:: What is asked ::
Word for word, copy all the data and drop the pictures.

Data entries
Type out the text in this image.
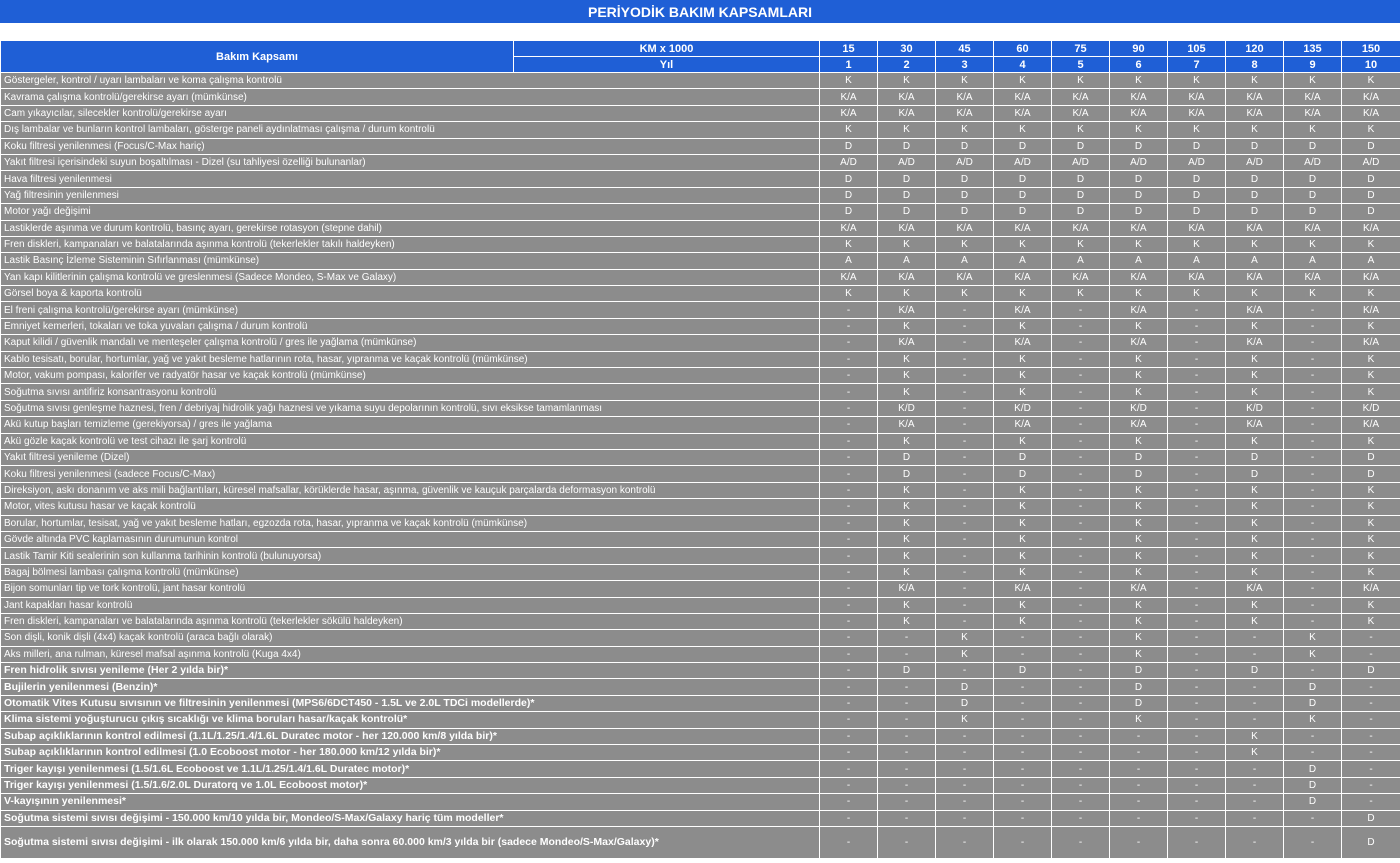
PERİYODİK BAKIM KAPSAMLARI
Bakım Kapsamı	KM x 1000	15	30	45	60	75	90	105	120	135	150
	Yıl	1	2	3	4	5	6	7	8	9	10
Göstergeler, kontrol / uyarı lambaları ve koma çalışma kontrolü		K	K	K	K	K	K	K	K	K	K
Kavrama çalışma kontrolü/gerekirse ayarı (mümkünse)		K/A	K/A	K/A	K/A	K/A	K/A	K/A	K/A	K/A	K/A
Cam yıkayıcılar, silecekler kontrolü/gerekirse ayarı		K/A	K/A	K/A	K/A	K/A	K/A	K/A	K/A	K/A	K/A
Dış lambalar ve bunların kontrol lambaları, gösterge paneli aydınlatması çalışma / durum kontrolü		K	K	K	K	K	K	K	K	K	K
Koku filtresi yenilenmesi (Focus/C-Max hariç)		D	D	D	D	D	D	D	D	D	D
Yakıt filtresi içerisindeki suyun boşaltılması - Dizel (su tahliyesi özelliği bulunanlar)		A/D	A/D	A/D	A/D	A/D	A/D	A/D	A/D	A/D	A/D
Hava filtresi yenilenmesi		D	D	D	D	D	D	D	D	D	D
Yağ filtresinin yenilenmesi		D	D	D	D	D	D	D	D	D	D
Motor yağı değişimi		D	D	D	D	D	D	D	D	D	D
Lastiklerde aşınma ve durum kontrolü, basınç ayarı, gerekirse rotasyon (stepne dahil)		K/A	K/A	K/A	K/A	K/A	K/A	K/A	K/A	K/A	K/A
Fren diskleri, kampanaları ve balatalarında aşınma kontrolü (tekerlekler takılı haldeyken)		K	K	K	K	K	K	K	K	K	K
Lastik Basınç İzleme Sisteminin Sıfırlanması (mümkünse)		A	A	A	A	A	A	A	A	A	A
Yan kapı kilitlerinin çalışma kontrolü ve greslenmesi (Sadece Mondeo, S-Max ve Galaxy)		K/A	K/A	K/A	K/A	K/A	K/A	K/A	K/A	K/A	K/A
Görsel boya & kaporta kontrolü		K	K	K	K	K	K	K	K	K	K
El freni çalışma kontrolü/gerekirse ayarı (mümkünse)		-	K/A	-	K/A	-	K/A	-	K/A	-	K/A
Emniyet kemerleri, tokaları ve toka yuvaları çalışma / durum kontrolü		-	K	-	K	-	K	-	K	-	K
Kaput kilidi / güvenlik mandalı ve menteşeler çalışma kontrolü / gres ile yağlama (mümkünse)		-	K/A	-	K/A	-	K/A	-	K/A	-	K/A
Kablo tesisatı, borular, hortumlar, yağ ve yakıt besleme hatlarının rota, hasar, yıpranma ve kaçak kontrolü (mümkünse)		-	K	-	K	-	K	-	K	-	K
Motor, vakum pompası, kalorifer ve radyatör hasar ve kaçak kontrolü (mümkünse)		-	K	-	K	-	K	-	K	-	K
Soğutma sıvısı antifiriz konsantrasyonu kontrolü		-	K	-	K	-	K	-	K	-	K
Soğutma sıvısı genleşme haznesi, fren / debriyaj hidrolik yağı haznesi ve yıkama suyu depolarının kontrolü, sıvı eksikse tamamlanması		-	K/D	-	K/D	-	K/D	-	K/D	-	K/D
Akü kutup başları temizleme (gerekiyorsa) / gres ile yağlama		-	K/A	-	K/A	-	K/A	-	K/A	-	K/A
Akü gözle kaçak kontrolü ve test cihazı ile şarj kontrolü		-	K	-	K	-	K	-	K	-	K
Yakıt filtresi yenileme (Dizel)		-	D	-	D	-	D	-	D	-	D
Koku filtresi yenilenmesi (sadece Focus/C-Max)		-	D	-	D	-	D	-	D	-	D
Direksiyon, askı donanım ve aks mili bağlantıları, küresel mafsallar, körüklerde hasar, aşınma, güvenlik ve kauçuk parçalarda deformasyon kontrolü		-	K	-	K	-	K	-	K	-	K
Motor, vites kutusu hasar ve kaçak kontrolü		-	K	-	K	-	K	-	K	-	K
Borular, hortumlar, tesisat, yağ ve yakıt besleme hatları, egzozda rota, hasar, yıpranma ve kaçak kontrolü (mümkünse)		-	K	-	K	-	K	-	K	-	K
Gövde altında PVC kaplamasının durumunun kontrol		-	K	-	K	-	K	-	K	-	K
Lastik Tamir Kiti sealerinin son kullanma tarihinin kontrolü (bulunuyorsa)		-	K	-	K	-	K	-	K	-	K
Bagaj bölmesi lambası çalışma kontrolü (mümkünse)		-	K	-	K	-	K	-	K	-	K
Bijon somunları tip ve tork kontrolü, jant hasar kontrolü		-	K/A	-	K/A	-	K/A	-	K/A	-	K/A
Jant kapakları hasar kontrolü		-	K	-	K	-	K	-	K	-	K
Fren diskleri, kampanaları ve balatalarında aşınma kontrolü (tekerlekler sökülü haldeyken)		-	K	-	K	-	K	-	K	-	K
Son dişli, konik dişli (4x4) kaçak kontrolü (araca bağlı olarak)		-	-	K	-	-	K	-	-	K	-
Aks milleri, ana rulman, küresel mafsal aşınma kontrolü (Kuga 4x4)		-	-	K	-	-	K	-	-	K	-
Fren hidrolik sıvısı yenileme (Her 2 yılda bir)*		-	D	-	D	-	D	-	D	-	D
Bujilerin yenilenmesi (Benzin)*		-	-	D	-	-	D	-	-	D	-
Otomatik Vites Kutusu sıvısının ve filtresinin yenilenmesi (MPS6/6DCT450 - 1.5L ve 2.0L TDCi modellerde)*		-	-	D	-	-	D	-	-	D	-
Klima sistemi yoğuşturucu çıkış sıcaklığı ve klima boruları hasar/kaçak kontrolü*		-	-	K	-	-	K	-	-	K	-
Subap açıklıklarının kontrol edilmesi (1.1L/1.25/1.4/1.6L Duratec motor - her 120.000 km/8 yılda bir)*		-	-	-	-	-	-	-	K	-	-
Subap açıklıklarının kontrol edilmesi (1.0 Ecoboost motor - her 180.000 km/12 yılda bir)*		-	-	-	-	-	-	-	K	-	-
Triger kayışı yenilenmesi (1.5/1.6L Ecoboost ve 1.1L/1.25/1.4/1.6L Duratec motor)*		-	-	-	-	-	-	-	-	D	-
Triger kayışı yenilenmesi (1.5/1.6/2.0L Duratorq ve 1.0L Ecoboost motor)*		-	-	-	-	-	-	-	-	D	-
V-kayışının yenilenmesi*		-	-	-	-	-	-	-	-	D	-
Soğutma sistemi sıvısı değişimi - 150.000 km/10 yılda bir, Mondeo/S-Max/Galaxy hariç tüm modeller*		-	-	-	-	-	-	-	-	-	D
Soğutma sistemi sıvısı değişimi - ilk olarak 150.000 km/6 yılda bir, daha sonra 60.000 km/3 yılda bir (sadece Mondeo/S-Max/Galaxy)*		-	-	-	-	-	-	-	-	-	D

:: Exercise solution ::
Type out the text in this image.
PERİYODİK BAKIM KAPSAMLARI
Bakım Kapsamı	KM x 1000	15	30	45	60	75	90	105	120	135	150
	Yıl	1	2	3	4	5	6	7	8	9	10
Göstergeler, kontrol / uyarı lambaları ve koma çalışma kontrolü		K	K	K	K	K	K	K	K	K	K
Kavrama çalışma kontrolü/gerekirse ayarı (mümkünse)		K/A	K/A	K/A	K/A	K/A	K/A	K/A	K/A	K/A	K/A
Cam yıkayıcılar, silecekler kontrolü/gerekirse ayarı		K/A	K/A	K/A	K/A	K/A	K/A	K/A	K/A	K/A	K/A
Dış lambalar ve bunların kontrol lambaları, gösterge paneli aydınlatması çalışma / durum kontrolü		K	K	K	K	K	K	K	K	K	K
Koku filtresi yenilenmesi (Focus/C-Max hariç)		D	D	D	D	D	D	D	D	D	D
Yakıt filtresi içerisindeki suyun boşaltılması - Dizel (su tahliyesi özelliği bulunanlar)		A/D	A/D	A/D	A/D	A/D	A/D	A/D	A/D	A/D	A/D
Hava filtresi yenilenmesi		D	D	D	D	D	D	D	D	D	D
Yağ filtresinin yenilenmesi		D	D	D	D	D	D	D	D	D	D
Motor yağı değişimi		D	D	D	D	D	D	D	D	D	D
Lastiklerde aşınma ve durum kontrolü, basınç ayarı, gerekirse rotasyon (stepne dahil)		K/A	K/A	K/A	K/A	K/A	K/A	K/A	K/A	K/A	K/A
Fren diskleri, kampanaları ve balatalarında aşınma kontrolü (tekerlekler takılı haldeyken)		K	K	K	K	K	K	K	K	K	K
Lastik Basınç İzleme Sisteminin Sıfırlanması (mümkünse)		A	A	A	A	A	A	A	A	A	A
Yan kapı kilitlerinin çalışma kontrolü ve greslenmesi (Sadece Mondeo, S-Max ve Galaxy)		K/A	K/A	K/A	K/A	K/A	K/A	K/A	K/A	K/A	K/A
Görsel boya & kaporta kontrolü		K	K	K	K	K	K	K	K	K	K
El freni çalışma kontrolü/gerekirse ayarı (mümkünse)		-	K/A	-	K/A	-	K/A	-	K/A	-	K/A
Emniyet kemerleri, tokaları ve toka yuvaları çalışma / durum kontrolü		-	K	-	K	-	K	-	K	-	K
Kaput kilidi / güvenlik mandalı ve menteşeler çalışma kontrolü / gres ile yağlama (mümkünse)		-	K/A	-	K/A	-	K/A	-	K/A	-	K/A
Kablo tesisatı, borular, hortumlar, yağ ve yakıt besleme hatlarının rota, hasar, yıpranma ve kaçak kontrolü (mümkünse)		-	K	-	K	-	K	-	K	-	K
Motor, vakum pompası, kalorifer ve radyatör hasar ve kaçak kontrolü (mümkünse)		-	K	-	K	-	K	-	K	-	K
Soğutma sıvısı antifiriz konsantrasyonu kontrolü		-	K	-	K	-	K	-	K	-	K
Soğutma sıvısı genleşme haznesi, fren / debriyaj hidrolik yağı haznesi ve yıkama suyu depolarının kontrolü, sıvı eksikse tamamlanması		-	K/D	-	K/D	-	K/D	-	K/D	-	K/D
Akü kutup başları temizleme (gerekiyorsa) / gres ile yağlama		-	K/A	-	K/A	-	K/A	-	K/A	-	K/A
Akü gözle kaçak kontrolü ve test cihazı ile şarj kontrolü		-	K	-	K	-	K	-	K	-	K
Yakıt filtresi yenileme (Dizel)		-	D	-	D	-	D	-	D	-	D
Koku filtresi yenilenmesi (sadece Focus/C-Max)		-	D	-	D	-	D	-	D	-	D
Direksiyon, askı donanım ve aks mili bağlantıları, küresel mafsallar, körüklerde hasar, aşınma, güvenlik ve kauçuk parçalarda deformasyon kontrolü		-	K	-	K	-	K	-	K	-	K
Motor, vites kutusu hasar ve kaçak kontrolü		-	K	-	K	-	K	-	K	-	K
Borular, hortumlar, tesisat, yağ ve yakıt besleme hatları, egzozda rota, hasar, yıpranma ve kaçak kontrolü (mümkünse)		-	K	-	K	-	K	-	K	-	K
Gövde altında PVC kaplamasının durumunun kontrol		-	K	-	K	-	K	-	K	-	K
Lastik Tamir Kiti sealerinin son kullanma tarihinin kontrolü (bulunuyorsa)		-	K	-	K	-	K	-	K	-	K
Bagaj bölmesi lambası çalışma kontrolü (mümkünse)		-	K	-	K	-	K	-	K	-	K
Bijon somunları tip ve tork kontrolü, jant hasar kontrolü		-	K/A	-	K/A	-	K/A	-	K/A	-	K/A
Jant kapakları hasar kontrolü		-	K	-	K	-	K	-	K	-	K
Fren diskleri, kampanaları ve balatalarında aşınma kontrolü (tekerlekler sökülü haldeyken)		-	K	-	K	-	K	-	K	-	K
Son dişli, konik dişli (4x4) kaçak kontrolü (araca bağlı olarak)		-	-	K	-	-	K	-	-	K	-
Aks milleri, ana rulman, küresel mafsal aşınma kontrolü (Kuga 4x4)		-	-	K	-	-	K	-	-	K	-
Fren hidrolik sıvısı yenileme (Her 2 yılda bir)*		-	D	-	D	-	D	-	D	-	D
Bujilerin yenilenmesi (Benzin)*		-	-	D	-	-	D	-	-	D	-
Otomatik Vites Kutusu sıvısının ve filtresinin yenilenmesi (MPS6/6DCT450 - 1.5L ve 2.0L TDCi modellerde)*		-	-	D	-	-	D	-	-	D	-
Klima sistemi yoğuşturucu çıkış sıcaklığı ve klima boruları hasar/kaçak kontrolü*		-	-	K	-	-	K	-	-	K	-
Subap açıklıklarının kontrol edilmesi (1.1L/1.25/1.4/1.6L Duratec motor - her 120.000 km/8 yılda bir)*		-	-	-	-	-	-	-	K	-	-
Subap açıklıklarının kontrol edilmesi (1.0 Ecoboost motor - her 180.000 km/12 yılda bir)*		-	-	-	-	-	-	-	K	-	-
Triger kayışı yenilenmesi (1.5/1.6L Ecoboost ve 1.1L/1.25/1.4/1.6L Duratec motor)*		-	-	-	-	-	-	-	-	D	-
Triger kayışı yenilenmesi (1.5/1.6/2.0L Duratorq ve 1.0L Ecoboost motor)*		-	-	-	-	-	-	-	-	D	-
V-kayışının yenilenmesi*		-	-	-	-	-	-	-	-	D	-
Soğutma sistemi sıvısı değişimi - 150.000 km/10 yılda bir, Mondeo/S-Max/Galaxy hariç tüm modeller*		-	-	-	-	-	-	-	-	-	D
Soğutma sistemi sıvısı değişimi - ilk olarak 150.000 km/6 yılda bir, daha sonra 60.000 km/3 yılda bir (sadece Mondeo/S-Max/Galaxy)*		-	-	-	-	-	-	-	-	-	D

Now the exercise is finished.